-- Start of TASK INPUTS --
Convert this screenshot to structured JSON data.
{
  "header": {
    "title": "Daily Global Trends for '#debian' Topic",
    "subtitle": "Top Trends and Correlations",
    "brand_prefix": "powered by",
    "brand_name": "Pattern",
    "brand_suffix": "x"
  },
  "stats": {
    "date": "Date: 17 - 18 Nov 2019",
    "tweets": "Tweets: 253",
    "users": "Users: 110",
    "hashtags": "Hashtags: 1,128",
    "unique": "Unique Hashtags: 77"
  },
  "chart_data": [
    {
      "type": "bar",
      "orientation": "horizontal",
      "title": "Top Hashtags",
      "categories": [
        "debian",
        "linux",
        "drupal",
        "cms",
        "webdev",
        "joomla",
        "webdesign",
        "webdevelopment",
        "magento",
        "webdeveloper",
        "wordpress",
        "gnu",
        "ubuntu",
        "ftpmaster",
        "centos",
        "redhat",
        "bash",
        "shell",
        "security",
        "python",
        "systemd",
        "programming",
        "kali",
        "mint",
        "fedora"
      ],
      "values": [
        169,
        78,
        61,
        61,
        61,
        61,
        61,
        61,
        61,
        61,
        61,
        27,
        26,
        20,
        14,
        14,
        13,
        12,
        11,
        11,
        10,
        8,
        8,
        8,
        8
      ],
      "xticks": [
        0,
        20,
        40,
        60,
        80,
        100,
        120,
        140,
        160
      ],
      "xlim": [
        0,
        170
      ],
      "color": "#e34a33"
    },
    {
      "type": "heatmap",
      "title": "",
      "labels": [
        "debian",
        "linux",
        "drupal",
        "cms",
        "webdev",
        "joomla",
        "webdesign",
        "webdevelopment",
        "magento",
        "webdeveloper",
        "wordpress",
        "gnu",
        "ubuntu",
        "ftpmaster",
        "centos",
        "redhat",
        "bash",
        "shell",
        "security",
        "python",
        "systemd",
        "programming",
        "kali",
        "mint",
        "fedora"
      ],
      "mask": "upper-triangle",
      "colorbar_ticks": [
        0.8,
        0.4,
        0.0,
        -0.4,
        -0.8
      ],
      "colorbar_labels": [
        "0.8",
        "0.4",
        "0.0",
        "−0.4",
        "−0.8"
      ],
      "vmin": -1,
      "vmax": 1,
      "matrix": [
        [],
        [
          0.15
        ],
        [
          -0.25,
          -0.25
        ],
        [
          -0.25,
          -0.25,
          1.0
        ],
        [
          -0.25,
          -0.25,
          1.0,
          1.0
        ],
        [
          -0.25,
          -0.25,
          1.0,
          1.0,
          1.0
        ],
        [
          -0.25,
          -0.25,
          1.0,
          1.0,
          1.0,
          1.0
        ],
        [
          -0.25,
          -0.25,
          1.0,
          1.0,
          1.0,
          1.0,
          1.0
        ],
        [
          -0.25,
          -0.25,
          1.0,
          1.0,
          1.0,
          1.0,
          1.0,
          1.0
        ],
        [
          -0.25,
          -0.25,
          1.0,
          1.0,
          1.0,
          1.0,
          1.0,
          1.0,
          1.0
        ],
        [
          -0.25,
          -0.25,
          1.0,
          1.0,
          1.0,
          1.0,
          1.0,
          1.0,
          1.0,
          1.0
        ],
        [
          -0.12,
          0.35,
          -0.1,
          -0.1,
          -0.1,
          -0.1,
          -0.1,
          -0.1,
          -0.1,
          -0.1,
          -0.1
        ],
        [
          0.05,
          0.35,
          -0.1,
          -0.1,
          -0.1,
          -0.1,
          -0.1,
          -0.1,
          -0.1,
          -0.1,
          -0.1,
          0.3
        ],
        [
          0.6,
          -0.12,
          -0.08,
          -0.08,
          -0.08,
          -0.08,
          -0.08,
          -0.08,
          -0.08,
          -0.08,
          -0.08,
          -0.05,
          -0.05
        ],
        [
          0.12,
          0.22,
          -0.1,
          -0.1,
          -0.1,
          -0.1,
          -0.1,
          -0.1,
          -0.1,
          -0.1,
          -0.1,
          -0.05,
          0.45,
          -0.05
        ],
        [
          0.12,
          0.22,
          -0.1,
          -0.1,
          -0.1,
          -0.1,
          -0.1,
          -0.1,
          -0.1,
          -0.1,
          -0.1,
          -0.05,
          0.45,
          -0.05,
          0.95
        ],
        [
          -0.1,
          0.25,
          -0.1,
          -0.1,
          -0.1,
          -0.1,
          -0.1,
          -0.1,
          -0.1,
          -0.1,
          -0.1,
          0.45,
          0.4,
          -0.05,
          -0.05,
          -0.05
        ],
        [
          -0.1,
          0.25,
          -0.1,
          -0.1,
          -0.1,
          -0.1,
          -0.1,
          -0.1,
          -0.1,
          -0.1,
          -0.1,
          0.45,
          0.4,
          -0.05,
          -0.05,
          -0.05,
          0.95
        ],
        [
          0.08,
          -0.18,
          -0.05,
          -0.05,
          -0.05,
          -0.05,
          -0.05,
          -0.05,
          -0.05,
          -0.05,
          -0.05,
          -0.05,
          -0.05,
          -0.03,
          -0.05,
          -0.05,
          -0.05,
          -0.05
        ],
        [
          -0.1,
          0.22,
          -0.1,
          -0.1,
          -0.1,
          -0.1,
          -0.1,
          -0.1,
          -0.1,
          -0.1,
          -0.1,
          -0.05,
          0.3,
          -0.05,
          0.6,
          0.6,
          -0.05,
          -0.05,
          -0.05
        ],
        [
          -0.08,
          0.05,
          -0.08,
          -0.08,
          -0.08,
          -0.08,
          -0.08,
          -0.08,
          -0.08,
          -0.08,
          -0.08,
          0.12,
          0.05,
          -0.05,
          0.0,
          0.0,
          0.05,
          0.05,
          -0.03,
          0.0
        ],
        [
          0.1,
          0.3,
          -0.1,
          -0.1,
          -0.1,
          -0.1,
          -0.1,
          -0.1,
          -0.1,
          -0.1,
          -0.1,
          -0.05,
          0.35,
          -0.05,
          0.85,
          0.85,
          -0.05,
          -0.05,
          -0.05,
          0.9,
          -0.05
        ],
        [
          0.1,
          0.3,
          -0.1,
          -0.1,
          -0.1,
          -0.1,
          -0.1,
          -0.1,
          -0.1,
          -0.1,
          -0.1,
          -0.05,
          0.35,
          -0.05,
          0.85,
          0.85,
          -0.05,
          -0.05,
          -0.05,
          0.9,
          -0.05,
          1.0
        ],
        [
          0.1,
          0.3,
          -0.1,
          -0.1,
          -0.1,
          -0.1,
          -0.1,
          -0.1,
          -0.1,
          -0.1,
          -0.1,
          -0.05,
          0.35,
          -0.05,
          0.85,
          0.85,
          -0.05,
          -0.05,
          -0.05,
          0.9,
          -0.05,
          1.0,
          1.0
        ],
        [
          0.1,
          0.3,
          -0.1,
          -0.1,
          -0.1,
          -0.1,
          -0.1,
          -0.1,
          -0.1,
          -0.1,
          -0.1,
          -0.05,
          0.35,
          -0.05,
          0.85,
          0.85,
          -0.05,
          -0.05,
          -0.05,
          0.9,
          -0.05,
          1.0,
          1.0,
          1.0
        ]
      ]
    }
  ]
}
-- End of TASK INPUTS --
- WHAT NEEDS TO BE DONE:
Output the records verbatim, from the first line to the last.

- COMPLETE ANSWER:
Convert this screenshot to structured JSON data.
{
  "header": {
    "title": "Daily Global Trends for '#debian' Topic",
    "subtitle": "Top Trends and Correlations",
    "brand_prefix": "powered by",
    "brand_name": "Pattern",
    "brand_suffix": "x"
  },
  "stats": {
    "date": "Date: 17 - 18 Nov 2019",
    "tweets": "Tweets: 253",
    "users": "Users: 110",
    "hashtags": "Hashtags: 1,128",
    "unique": "Unique Hashtags: 77"
  },
  "chart_data": [
    {
      "type": "bar",
      "orientation": "horizontal",
      "title": "Top Hashtags",
      "categories": [
        "debian",
        "linux",
        "drupal",
        "cms",
        "webdev",
        "joomla",
        "webdesign",
        "webdevelopment",
        "magento",
        "webdeveloper",
        "wordpress",
        "gnu",
        "ubuntu",
        "ftpmaster",
        "centos",
        "redhat",
        "bash",
        "shell",
        "security",
        "python",
        "systemd",
        "programming",
        "kali",
        "mint",
        "fedora"
      ],
      "values": [
        169,
        78,
        61,
        61,
        61,
        61,
        61,
        61,
        61,
        61,
        61,
        27,
        26,
        20,
        14,
        14,
        13,
        12,
        11,
        11,
        10,
        8,
        8,
        8,
        8
      ],
      "xticks": [
        0,
        20,
        40,
        60,
        80,
        100,
        120,
        140,
        160
      ],
      "xlim": [
        0,
        170
      ],
      "color": "#e34a33"
    },
    {
      "type": "heatmap",
      "title": "",
      "labels": [
        "debian",
        "linux",
        "drupal",
        "cms",
        "webdev",
        "joomla",
        "webdesign",
        "webdevelopment",
        "magento",
        "webdeveloper",
        "wordpress",
        "gnu",
        "ubuntu",
        "ftpmaster",
        "centos",
        "redhat",
        "bash",
        "shell",
        "security",
        "python",
        "systemd",
        "programming",
        "kali",
        "mint",
        "fedora"
      ],
      "mask": "upper-triangle",
      "colorbar_ticks": [
        0.8,
        0.4,
        0.0,
        -0.4,
        -0.8
      ],
      "colorbar_labels": [
        "0.8",
        "0.4",
        "0.0",
        "−0.4",
        "−0.8"
      ],
      "vmin": -1,
      "vmax": 1,
      "matrix": [
        [],
        [
          0.15
        ],
        [
          -0.25,
          -0.25
        ],
        [
          -0.25,
          -0.25,
          1.0
        ],
        [
          -0.25,
          -0.25,
          1.0,
          1.0
        ],
        [
          -0.25,
          -0.25,
          1.0,
          1.0,
          1.0
        ],
        [
          -0.25,
          -0.25,
          1.0,
          1.0,
          1.0,
          1.0
        ],
        [
          -0.25,
          -0.25,
          1.0,
          1.0,
          1.0,
          1.0,
          1.0
        ],
        [
          -0.25,
          -0.25,
          1.0,
          1.0,
          1.0,
          1.0,
          1.0,
          1.0
        ],
        [
          -0.25,
          -0.25,
          1.0,
          1.0,
          1.0,
          1.0,
          1.0,
          1.0,
          1.0
        ],
        [
          -0.25,
          -0.25,
          1.0,
          1.0,
          1.0,
          1.0,
          1.0,
          1.0,
          1.0,
          1.0
        ],
        [
          -0.12,
          0.35,
          -0.1,
          -0.1,
          -0.1,
          -0.1,
          -0.1,
          -0.1,
          -0.1,
          -0.1,
          -0.1
        ],
        [
          0.05,
          0.35,
          -0.1,
          -0.1,
          -0.1,
          -0.1,
          -0.1,
          -0.1,
          -0.1,
          -0.1,
          -0.1,
          0.3
        ],
        [
          0.6,
          -0.12,
          -0.08,
          -0.08,
          -0.08,
          -0.08,
          -0.08,
          -0.08,
          -0.08,
          -0.08,
          -0.08,
          -0.05,
          -0.05
        ],
        [
          0.12,
          0.22,
          -0.1,
          -0.1,
          -0.1,
          -0.1,
          -0.1,
          -0.1,
          -0.1,
          -0.1,
          -0.1,
          -0.05,
          0.45,
          -0.05
        ],
        [
          0.12,
          0.22,
          -0.1,
          -0.1,
          -0.1,
          -0.1,
          -0.1,
          -0.1,
          -0.1,
          -0.1,
          -0.1,
          -0.05,
          0.45,
          -0.05,
          0.95
        ],
        [
          -0.1,
          0.25,
          -0.1,
          -0.1,
          -0.1,
          -0.1,
          -0.1,
          -0.1,
          -0.1,
          -0.1,
          -0.1,
          0.45,
          0.4,
          -0.05,
          -0.05,
          -0.05
        ],
        [
          -0.1,
          0.25,
          -0.1,
          -0.1,
          -0.1,
          -0.1,
          -0.1,
          -0.1,
          -0.1,
          -0.1,
          -0.1,
          0.45,
          0.4,
          -0.05,
          -0.05,
          -0.05,
          0.95
        ],
        [
          0.08,
          -0.18,
          -0.05,
          -0.05,
          -0.05,
          -0.05,
          -0.05,
          -0.05,
          -0.05,
          -0.05,
          -0.05,
          -0.05,
          -0.05,
          -0.03,
          -0.05,
          -0.05,
          -0.05,
          -0.05
        ],
        [
          -0.1,
          0.22,
          -0.1,
          -0.1,
          -0.1,
          -0.1,
          -0.1,
          -0.1,
          -0.1,
          -0.1,
          -0.1,
          -0.05,
          0.3,
          -0.05,
          0.6,
          0.6,
          -0.05,
          -0.05,
          -0.05
        ],
        [
          -0.08,
          0.05,
          -0.08,
          -0.08,
          -0.08,
          -0.08,
          -0.08,
          -0.08,
          -0.08,
          -0.08,
          -0.08,
          0.12,
          0.05,
          -0.05,
          0.0,
          0.0,
          0.05,
          0.05,
          -0.03,
          0.0
        ],
        [
          0.1,
          0.3,
          -0.1,
          -0.1,
          -0.1,
          -0.1,
          -0.1,
          -0.1,
          -0.1,
          -0.1,
          -0.1,
          -0.05,
          0.35,
          -0.05,
          0.85,
          0.85,
          -0.05,
          -0.05,
          -0.05,
          0.9,
          -0.05
        ],
        [
          0.1,
          0.3,
          -0.1,
          -0.1,
          -0.1,
          -0.1,
          -0.1,
          -0.1,
          -0.1,
          -0.1,
          -0.1,
          -0.05,
          0.35,
          -0.05,
          0.85,
          0.85,
          -0.05,
          -0.05,
          -0.05,
          0.9,
          -0.05,
          1.0
        ],
        [
          0.1,
          0.3,
          -0.1,
          -0.1,
          -0.1,
          -0.1,
          -0.1,
          -0.1,
          -0.1,
          -0.1,
          -0.1,
          -0.05,
          0.35,
          -0.05,
          0.85,
          0.85,
          -0.05,
          -0.05,
          -0.05,
          0.9,
          -0.05,
          1.0,
          1.0
        ],
        [
          0.1,
          0.3,
          -0.1,
          -0.1,
          -0.1,
          -0.1,
          -0.1,
          -0.1,
          -0.1,
          -0.1,
          -0.1,
          -0.05,
          0.35,
          -0.05,
          0.85,
          0.85,
          -0.05,
          -0.05,
          -0.05,
          0.9,
          -0.05,
          1.0,
          1.0,
          1.0
        ]
      ]
    }
  ]
}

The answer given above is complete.